MATERIAL SHOWN:

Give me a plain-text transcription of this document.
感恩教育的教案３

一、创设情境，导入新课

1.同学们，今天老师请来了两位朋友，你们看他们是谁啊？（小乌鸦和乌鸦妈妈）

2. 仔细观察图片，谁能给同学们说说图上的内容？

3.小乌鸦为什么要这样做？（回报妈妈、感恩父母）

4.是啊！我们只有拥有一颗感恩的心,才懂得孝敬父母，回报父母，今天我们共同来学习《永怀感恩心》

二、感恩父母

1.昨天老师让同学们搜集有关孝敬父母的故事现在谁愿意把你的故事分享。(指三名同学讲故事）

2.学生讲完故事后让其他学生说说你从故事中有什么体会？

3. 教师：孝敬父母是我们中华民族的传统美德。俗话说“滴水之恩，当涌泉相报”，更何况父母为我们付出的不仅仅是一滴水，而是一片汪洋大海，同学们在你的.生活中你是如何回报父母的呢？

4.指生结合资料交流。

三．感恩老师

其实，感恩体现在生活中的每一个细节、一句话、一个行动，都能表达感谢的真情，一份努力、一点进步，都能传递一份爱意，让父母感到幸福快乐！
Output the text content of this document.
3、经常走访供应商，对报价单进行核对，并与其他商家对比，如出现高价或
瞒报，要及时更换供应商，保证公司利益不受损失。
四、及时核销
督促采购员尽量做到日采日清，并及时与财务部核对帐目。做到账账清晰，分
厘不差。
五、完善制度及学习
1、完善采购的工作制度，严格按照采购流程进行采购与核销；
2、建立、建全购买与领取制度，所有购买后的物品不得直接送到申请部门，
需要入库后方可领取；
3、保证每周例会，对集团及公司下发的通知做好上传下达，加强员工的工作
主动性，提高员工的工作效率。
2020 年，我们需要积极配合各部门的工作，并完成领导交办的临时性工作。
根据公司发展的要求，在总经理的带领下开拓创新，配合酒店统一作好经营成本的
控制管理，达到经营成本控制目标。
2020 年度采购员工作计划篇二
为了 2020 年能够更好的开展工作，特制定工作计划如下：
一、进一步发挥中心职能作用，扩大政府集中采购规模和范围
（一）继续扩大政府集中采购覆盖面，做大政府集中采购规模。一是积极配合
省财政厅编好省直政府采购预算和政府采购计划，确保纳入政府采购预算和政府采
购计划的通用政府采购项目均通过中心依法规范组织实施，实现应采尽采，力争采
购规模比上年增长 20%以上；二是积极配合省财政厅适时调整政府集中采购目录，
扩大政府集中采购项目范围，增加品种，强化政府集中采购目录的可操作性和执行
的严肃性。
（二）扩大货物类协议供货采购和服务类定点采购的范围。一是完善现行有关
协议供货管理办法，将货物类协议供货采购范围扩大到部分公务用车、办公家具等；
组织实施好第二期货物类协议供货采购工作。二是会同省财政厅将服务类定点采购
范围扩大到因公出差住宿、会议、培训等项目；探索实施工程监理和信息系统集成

GOAL OF THE EXERCISE:
Extract, exactly as they appear, the lines from the one containing "Output the text content of this document." through the final line.

THE OUTPUT:
Output the text content of this document.
3、经常走访供应商，对报价单进行核对，并与其他商家对比，如出现高价或
瞒报，要及时更换供应商，保证公司利益不受损失。
四、及时核销
督促采购员尽量做到日采日清，并及时与财务部核对帐目。做到账账清晰，分
厘不差。
五、完善制度及学习
1、完善采购的工作制度，严格按照采购流程进行采购与核销；
2、建立、建全购买与领取制度，所有购买后的物品不得直接送到申请部门，
需要入库后方可领取；
3、保证每周例会，对集团及公司下发的通知做好上传下达，加强员工的工作
主动性，提高员工的工作效率。
2020 年，我们需要积极配合各部门的工作，并完成领导交办的临时性工作。
根据公司发展的要求，在总经理的带领下开拓创新，配合酒店统一作好经营成本的
控制管理，达到经营成本控制目标。
2020 年度采购员工作计划篇二
为了 2020 年能够更好的开展工作，特制定工作计划如下：
一、进一步发挥中心职能作用，扩大政府集中采购规模和范围
（一）继续扩大政府集中采购覆盖面，做大政府集中采购规模。一是积极配合
省财政厅编好省直政府采购预算和政府采购计划，确保纳入政府采购预算和政府采
购计划的通用政府采购项目均通过中心依法规范组织实施，实现应采尽采，力争采
购规模比上年增长 20%以上；二是积极配合省财政厅适时调整政府集中采购目录，
扩大政府集中采购项目范围，增加品种，强化政府集中采购目录的可操作性和执行
的严肃性。
（二）扩大货物类协议供货采购和服务类定点采购的范围。一是完善现行有关
协议供货管理办法，将货物类协议供货采购范围扩大到部分公务用车、办公家具等；
组织实施好第二期货物类协议供货采购工作。二是会同省财政厅将服务类定点采购
范围扩大到因公出差住宿、会议、培训等项目；探索实施工程监理和信息系统集成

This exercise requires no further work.